What you are asked to do:
Please read the passage below about the Class 8Y locomotives and answer: what numbers did the South African Railways give these four locomotives in 1912?

Passage:

****

They were very similar to the earlier CGR Schenectady- and ALCO-built Consolidations, but with the boiler centre line raised by 2 in. Coupled with a shallow firebox, this enabled the firegrate to be extended out sideways over the fourth set of coupled wheels, which resulted in a grate area of 30.9 sqft, compared to the 20 sqft of the previous model. These engines also used saturated steam and cylinders with overhead slide valves, actuated by inside Stephenson valve gear.

==Class 8 sub-classes==
In spite of the difference in wheel arrangement, the CGR grouped its 2-8-0 Consolidation and post-7th Class 4-8-0 Mastodon locomotives together as the 8th Class.

When the Union of South Africa was established on 31 May 1910, the three Colonial government railways (CGR, Natal Government Railways and Central South African Railways) were united under a single administration to control and administer the railways, ports and harbours of the Union. Although the South African Railways and Harbours came into existence in 1910, the actual classification and renumbering of all the rolling stock of the three constituent railways were only implemented with effect from 1 January 1912.

In 1912, these four locomotives were designated Class 8Y on the South African Railways (SAR) and renumbered in the range from 896 to 899. All the CGR 8th Class 2-8-0 and 4-8-0 locomotives, together with the Classes 8-L1 to 8-L3 4-8-0 Mastodon locomotives from the Central South African Railways (CSAR), were grouped into ten different sub-classes by the SAR. The 4-8-0 locomotives became SAR Classes 8 and 8A to 8F and the 2-8-0 locomotives became Classes 8X to 8Z.

==Service==
In SAR service, the 2-8-0 Class 8Y was used mainly in the Northern Cape until they were withdrawn by 1938.

****

Record excerpts:
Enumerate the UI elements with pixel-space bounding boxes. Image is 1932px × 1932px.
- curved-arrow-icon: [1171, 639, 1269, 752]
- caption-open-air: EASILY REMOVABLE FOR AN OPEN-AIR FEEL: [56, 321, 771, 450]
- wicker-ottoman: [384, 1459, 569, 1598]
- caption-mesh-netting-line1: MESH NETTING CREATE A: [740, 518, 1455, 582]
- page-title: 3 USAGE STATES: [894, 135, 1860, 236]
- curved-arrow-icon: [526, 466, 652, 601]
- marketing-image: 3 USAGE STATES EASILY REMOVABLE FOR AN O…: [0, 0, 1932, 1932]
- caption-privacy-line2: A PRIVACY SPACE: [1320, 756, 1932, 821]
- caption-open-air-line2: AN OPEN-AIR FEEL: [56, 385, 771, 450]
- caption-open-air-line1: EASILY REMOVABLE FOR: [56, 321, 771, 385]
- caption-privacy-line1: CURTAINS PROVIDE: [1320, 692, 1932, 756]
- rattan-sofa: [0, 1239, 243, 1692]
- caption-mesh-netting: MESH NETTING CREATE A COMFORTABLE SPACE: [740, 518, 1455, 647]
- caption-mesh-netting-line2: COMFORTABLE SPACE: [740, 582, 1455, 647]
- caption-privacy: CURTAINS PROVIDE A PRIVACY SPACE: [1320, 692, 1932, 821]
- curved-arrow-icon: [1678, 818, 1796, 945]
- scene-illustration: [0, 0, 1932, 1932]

****

Output for this exercise:
They were renumbered in the range from 896 to 899.